SET PROBLEM ▸
Omit the pictures, then write out every entry exactly as it reads.

Data records
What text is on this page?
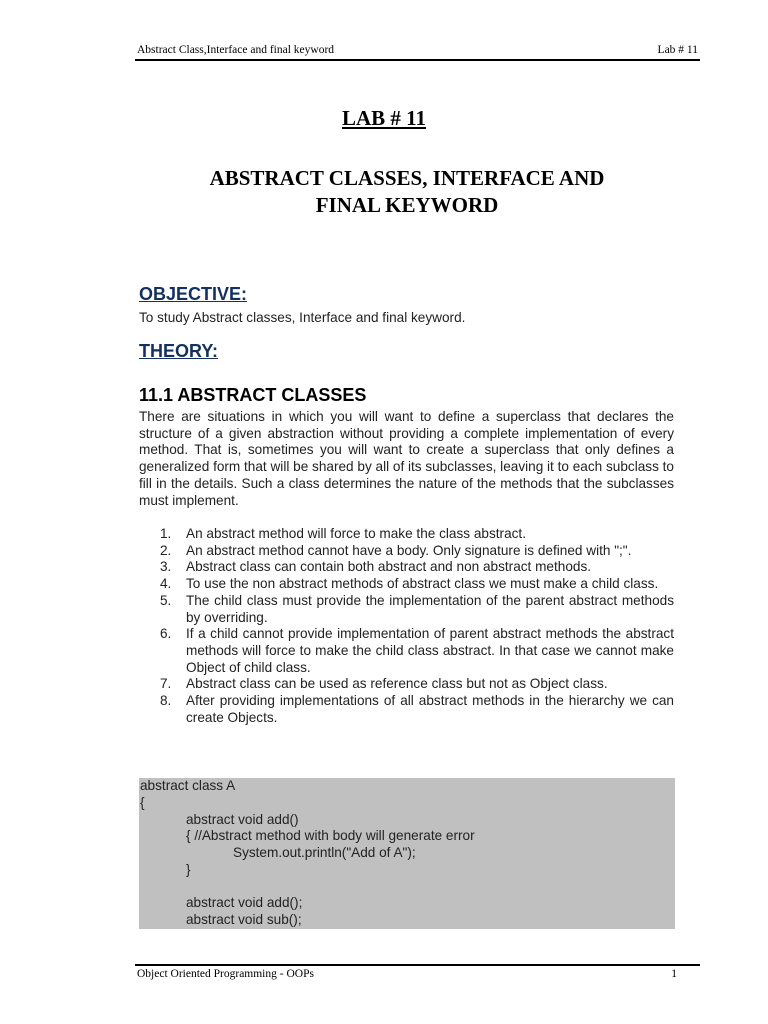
Abstract Class,Interface and final keyword	Lab # 11
LAB # 11
ABSTRACT CLASSES, INTERFACE AND
FINAL KEYWORD
OBJECTIVE:
To study Abstract classes, Interface and final keyword.
THEORY:
11.1 ABSTRACT CLASSES
There are situations in which you will want to define a superclass that declares the structure of a given abstraction without providing a complete implementation of every method. That is, sometimes you will want to create a superclass that only defines a generalized form that will be shared by all of its subclasses, leaving it to each subclass to fill in the details. Such a class determines the nature of the methods that the subclasses must implement.
1. An abstract method will force to make the class abstract.
2. An abstract method cannot have a body. Only signature is defined with ";".
3. Abstract class can contain both abstract and non abstract methods.
4. To use the non abstract methods of abstract class we must make a child class.
5. The child class must provide the implementation of the parent abstract methods by overriding.
6. If a child cannot provide implementation of parent abstract methods the abstract methods will force to make the child class abstract. In that case we cannot make Object of child class.
7. Abstract class can be used as reference class but not as Object class.
8. After providing implementations of all abstract methods in the hierarchy we can create Objects.
abstract class A
{
abstract void add()
{ //Abstract method with body will generate error
System.out.println("Add of A");
}
abstract void add();
abstract void sub();
Object Oriented Programming - OOPs	1
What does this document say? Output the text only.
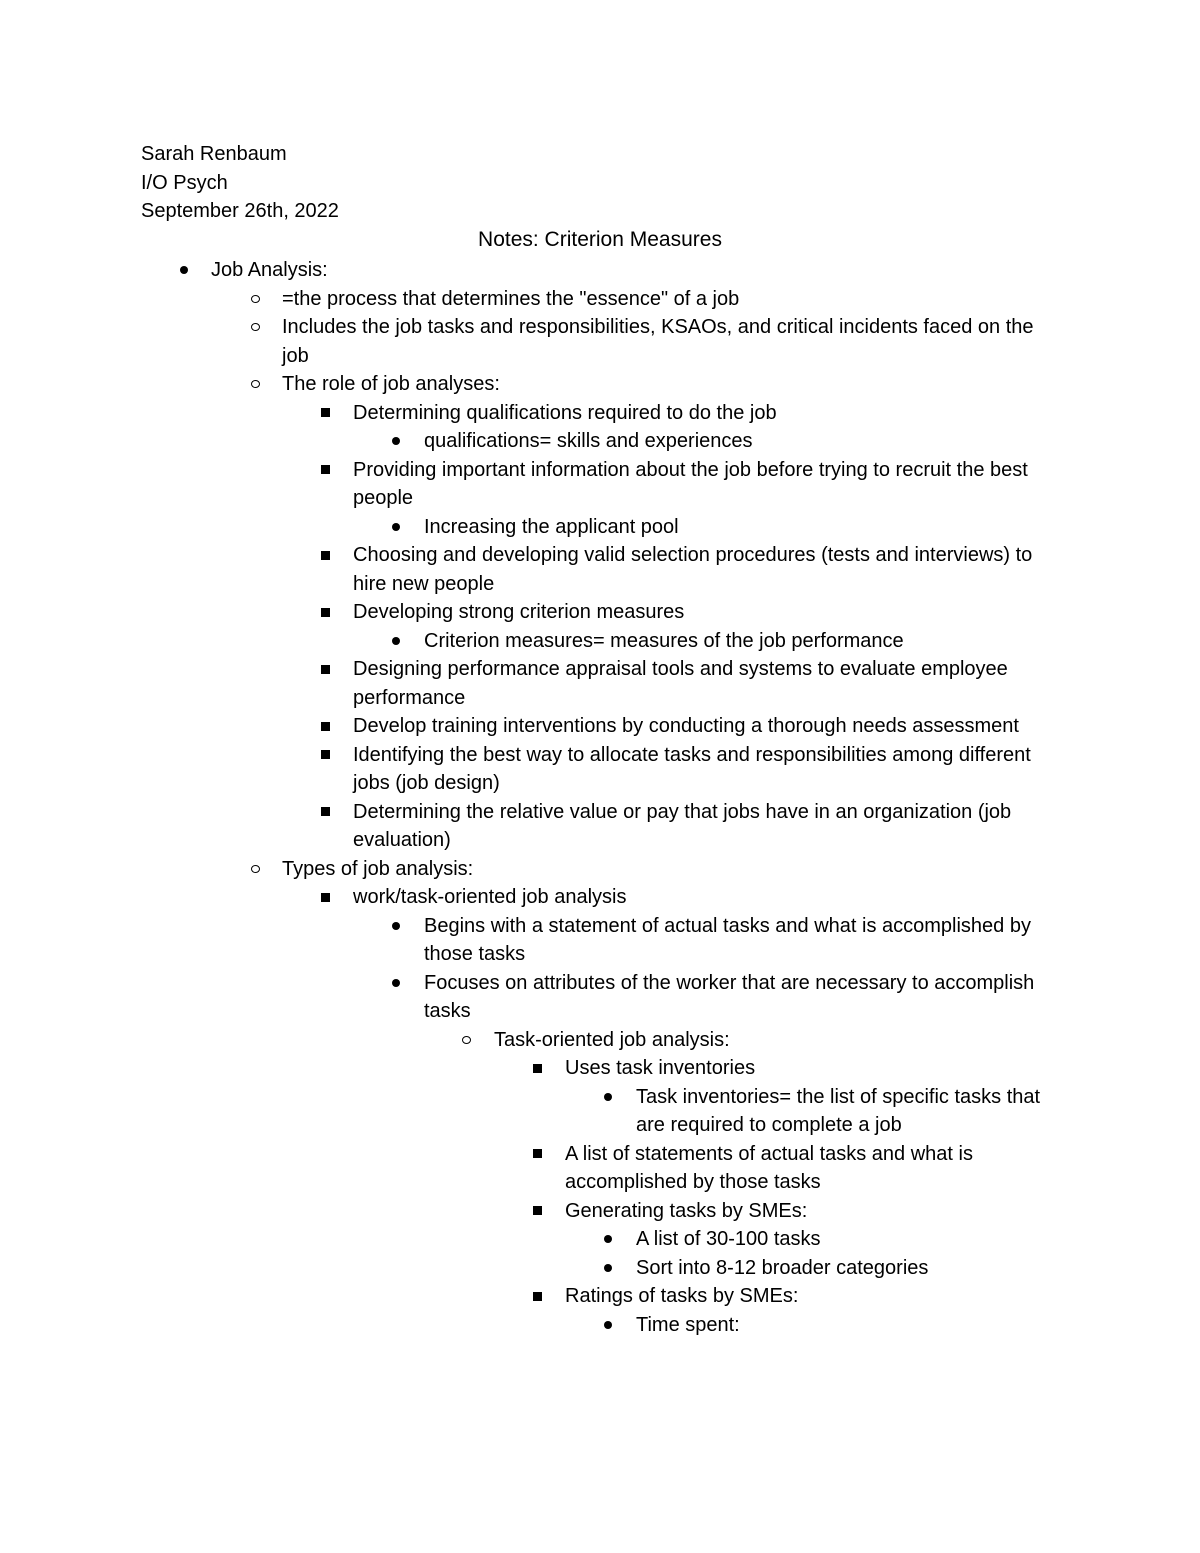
Sarah Renbaum
I/O Psych
September 26th, 2022
Notes: Criterion Measures
Job Analysis:
=the process that determines the "essence" of a job
Includes the job tasks and responsibilities, KSAOs, and critical incidents faced on the job
The role of job analyses:
Determining qualifications required to do the job
qualifications= skills and experiences
Providing important information about the job before trying to recruit the best people
Increasing the applicant pool
Choosing and developing valid selection procedures (tests and interviews) to hire new people
Developing strong criterion measures
Criterion measures= measures of the job performance
Designing performance appraisal tools and systems to evaluate employee performance
Develop training interventions by conducting a thorough needs assessment
Identifying the best way to allocate tasks and responsibilities among different jobs (job design)
Determining the relative value or pay that jobs have in an organization (job evaluation)
Types of job analysis:
work/task-oriented job analysis
Begins with a statement of actual tasks and what is accomplished by those tasks
Focuses on attributes of the worker that are necessary to accomplish tasks
Task-oriented job analysis:
Uses task inventories
Task inventories= the list of specific tasks that are required to complete a job
A list of statements of actual tasks and what is accomplished by those tasks
Generating tasks by SMEs:
A list of 30-100 tasks
Sort into 8-12 broader categories
Ratings of tasks by SMEs:
Time spent:
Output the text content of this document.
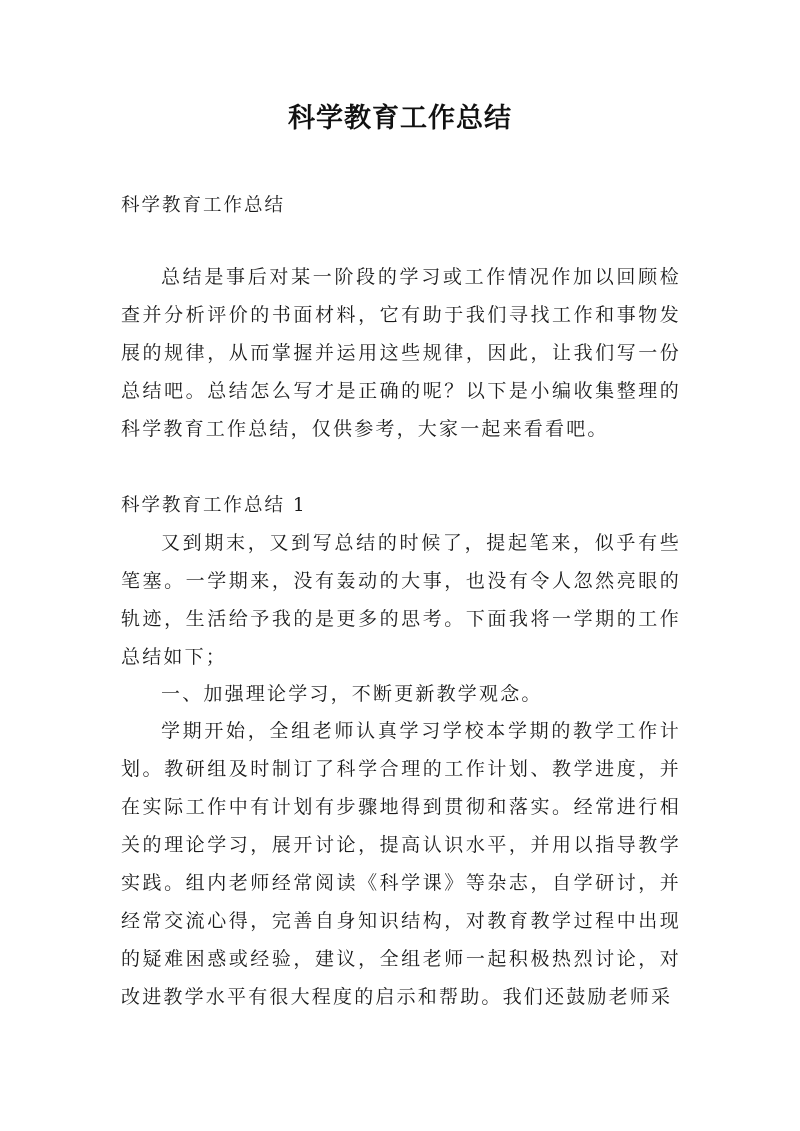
科学教育工作总结
科学教育工作总结
总结是事后对某一阶段的学习或工作情况作加以回顾检查并分析评价的书面材料，它有助于我们寻找工作和事物发展的规律，从而掌握并运用这些规律，因此，让我们写一份总结吧。总结怎么写才是正确的呢？以下是小编收集整理的科学教育工作总结，仅供参考，大家一起来看看吧。
科学教育工作总结 1
又到期末，又到写总结的时候了，提起笔来，似乎有些笔塞。一学期来，没有轰动的大事，也没有令人忽然亮眼的轨迹，生活给予我的是更多的思考。下面我将一学期的工作总结如下；
一、加强理论学习，不断更新教学观念。
学期开始，全组老师认真学习学校本学期的教学工作计划。教研组及时制订了科学合理的工作计划、教学进度，并在实际工作中有计划有步骤地得到贯彻和落实。经常进行相关的理论学习，展开讨论，提高认识水平，并用以指导教学实践。组内老师经常阅读《科学课》等杂志，自学研讨，并经常交流心得，完善自身知识结构，对教育教学过程中出现的疑难困惑或经验，建议，全组老师一起积极热烈讨论，对改进教学水平有很大程度的启示和帮助。我们还鼓励老师采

SOLVED PROBLEM ▸
What text is on this page?
Abstract Class,Interface and final keyword	Lab # 11
LAB # 11
ABSTRACT CLASSES, INTERFACE AND
FINAL KEYWORD
OBJECTIVE:
To study Abstract classes, Interface and final keyword.
THEORY:
11.1 ABSTRACT CLASSES
There are situations in which you will want to define a superclass that declares the structure of a given abstraction without providing a complete implementation of every method. That is, sometimes you will want to create a superclass that only defines a generalized form that will be shared by all of its subclasses, leaving it to each subclass to fill in the details. Such a class determines the nature of the methods that the subclasses must implement.
1. An abstract method will force to make the class abstract.
2. An abstract method cannot have a body. Only signature is defined with ";".
3. Abstract class can contain both abstract and non abstract methods.
4. To use the non abstract methods of abstract class we must make a child class.
5. The child class must provide the implementation of the parent abstract methods by overriding.
6. If a child cannot provide implementation of parent abstract methods the abstract methods will force to make the child class abstract. In that case we cannot make Object of child class.
7. Abstract class can be used as reference class but not as Object class.
8. After providing implementations of all abstract methods in the hierarchy we can create Objects.
abstract class A
{
abstract void add()
{ //Abstract method with body will generate error
System.out.println("Add of A");
}
abstract void add();
abstract void sub();
Object Oriented Programming - OOPs	1
What does this document say? Output the text only.
Sarah Renbaum
I/O Psych
September 26th, 2022
Notes: Criterion Measures
Job Analysis:
=the process that determines the "essence" of a job
Includes the job tasks and responsibilities, KSAOs, and critical incidents faced on the job
The role of job analyses:
Determining qualifications required to do the job
qualifications= skills and experiences
Providing important information about the job before trying to recruit the best people
Increasing the applicant pool
Choosing and developing valid selection procedures (tests and interviews) to hire new people
Developing strong criterion measures
Criterion measures= measures of the job performance
Designing performance appraisal tools and systems to evaluate employee performance
Develop training interventions by conducting a thorough needs assessment
Identifying the best way to allocate tasks and responsibilities among different jobs (job design)
Determining the relative value or pay that jobs have in an organization (job evaluation)
Types of job analysis:
work/task-oriented job analysis
Begins with a statement of actual tasks and what is accomplished by those tasks
Focuses on attributes of the worker that are necessary to accomplish tasks
Task-oriented job analysis:
Uses task inventories
Task inventories= the list of specific tasks that are required to complete a job
A list of statements of actual tasks and what is accomplished by those tasks
Generating tasks by SMEs:
A list of 30-100 tasks
Sort into 8-12 broader categories
Ratings of tasks by SMEs:
Time spent:
Output the text content of this document.
科学教育工作总结
科学教育工作总结
总结是事后对某一阶段的学习或工作情况作加以回顾检查并分析评价的书面材料，它有助于我们寻找工作和事物发展的规律，从而掌握并运用这些规律，因此，让我们写一份总结吧。总结怎么写才是正确的呢？以下是小编收集整理的科学教育工作总结，仅供参考，大家一起来看看吧。
科学教育工作总结 1
又到期末，又到写总结的时候了，提起笔来，似乎有些笔塞。一学期来，没有轰动的大事，也没有令人忽然亮眼的轨迹，生活给予我的是更多的思考。下面我将一学期的工作总结如下；
一、加强理论学习，不断更新教学观念。
学期开始，全组老师认真学习学校本学期的教学工作计划。教研组及时制订了科学合理的工作计划、教学进度，并在实际工作中有计划有步骤地得到贯彻和落实。经常进行相关的理论学习，展开讨论，提高认识水平，并用以指导教学实践。组内老师经常阅读《科学课》等杂志，自学研讨，并经常交流心得，完善自身知识结构，对教育教学过程中出现的疑难困惑或经验，建议，全组老师一起积极热烈讨论，对改进教学水平有很大程度的启示和帮助。我们还鼓励老师采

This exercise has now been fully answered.